Job =>
Print every entry word for word, but omit the pictures.

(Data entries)
** BEGIN **

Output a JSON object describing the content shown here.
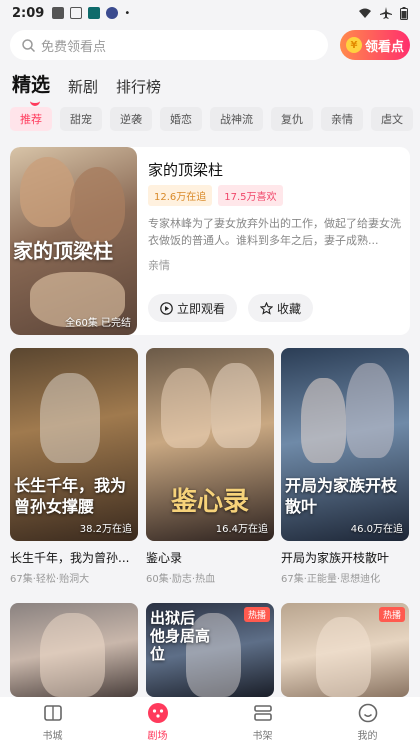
{
  "status": {
    "time": "2:09"
  },
  "search": {
    "placeholder": "免费领看点",
    "button_label": "领看点",
    "coin_glyph": "¥"
  },
  "tabs": [
    {
      "label": "精选",
      "active": true
    },
    {
      "label": "新剧",
      "active": false
    },
    {
      "label": "排行榜",
      "active": false
    }
  ],
  "chips": [
    "推荐",
    "甜宠",
    "逆袭",
    "婚恋",
    "战神流",
    "复仇",
    "亲情",
    "虐文"
  ],
  "hero": {
    "art_title": "家的顶梁柱",
    "episodes": "全60集 已完结",
    "title": "家的顶梁柱",
    "tag_following": "12.6万在追",
    "tag_likes": "17.5万喜欢",
    "description": "专家林峰为了妻女放弃外出的工作，做起了给妻女洗衣做饭的普通人。谁料到多年之后，妻子成熟...",
    "genre": "亲情",
    "watch_label": "立即观看",
    "collect_label": "收藏"
  },
  "cards": [
    {
      "art": "长生千年，我为曾孙女撑腰",
      "count": "38.2万在追",
      "name": "长生千年，我为曾孙...",
      "meta": "67集·轻松·贻洞大"
    },
    {
      "art": "鉴心录",
      "count": "16.4万在追",
      "name": "鉴心录",
      "meta": "60集·励志·热血"
    },
    {
      "art": "开局为家族开枝散叶",
      "count": "46.0万在追",
      "name": "开局为家族开枝散叶",
      "meta": "67集·正能量·思想迪化"
    }
  ],
  "row2": [
    {
      "badge": "",
      "art": ""
    },
    {
      "badge": "热播",
      "art": "出狱后 他身居高位"
    },
    {
      "badge": "热播",
      "art": ""
    }
  ],
  "bottomnav": [
    {
      "label": "书城",
      "active": false
    },
    {
      "label": "剧场",
      "active": true
    },
    {
      "label": "书架",
      "active": false
    },
    {
      "label": "我的",
      "active": false
    }
  ]
}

** END **

Written reply =>
Output a JSON object describing the content shown here.
{
  "status": {
    "time": "2:09"
  },
  "search": {
    "placeholder": "免费领看点",
    "button_label": "领看点",
    "coin_glyph": "¥"
  },
  "tabs": [
    {
      "label": "精选",
      "active": true
    },
    {
      "label": "新剧",
      "active": false
    },
    {
      "label": "排行榜",
      "active": false
    }
  ],
  "chips": [
    "推荐",
    "甜宠",
    "逆袭",
    "婚恋",
    "战神流",
    "复仇",
    "亲情",
    "虐文"
  ],
  "hero": {
    "art_title": "家的顶梁柱",
    "episodes": "全60集 已完结",
    "title": "家的顶梁柱",
    "tag_following": "12.6万在追",
    "tag_likes": "17.5万喜欢",
    "description": "专家林峰为了妻女放弃外出的工作，做起了给妻女洗衣做饭的普通人。谁料到多年之后，妻子成熟...",
    "genre": "亲情",
    "watch_label": "立即观看",
    "collect_label": "收藏"
  },
  "cards": [
    {
      "art": "长生千年，我为曾孙女撑腰",
      "count": "38.2万在追",
      "name": "长生千年，我为曾孙...",
      "meta": "67集·轻松·贻洞大"
    },
    {
      "art": "鉴心录",
      "count": "16.4万在追",
      "name": "鉴心录",
      "meta": "60集·励志·热血"
    },
    {
      "art": "开局为家族开枝散叶",
      "count": "46.0万在追",
      "name": "开局为家族开枝散叶",
      "meta": "67集·正能量·思想迪化"
    }
  ],
  "row2": [
    {
      "badge": "",
      "art": ""
    },
    {
      "badge": "热播",
      "art": "出狱后 他身居高位"
    },
    {
      "badge": "热播",
      "art": ""
    }
  ],
  "bottomnav": [
    {
      "label": "书城",
      "active": false
    },
    {
      "label": "剧场",
      "active": true
    },
    {
      "label": "书架",
      "active": false
    },
    {
      "label": "我的",
      "active": false
    }
  ]
}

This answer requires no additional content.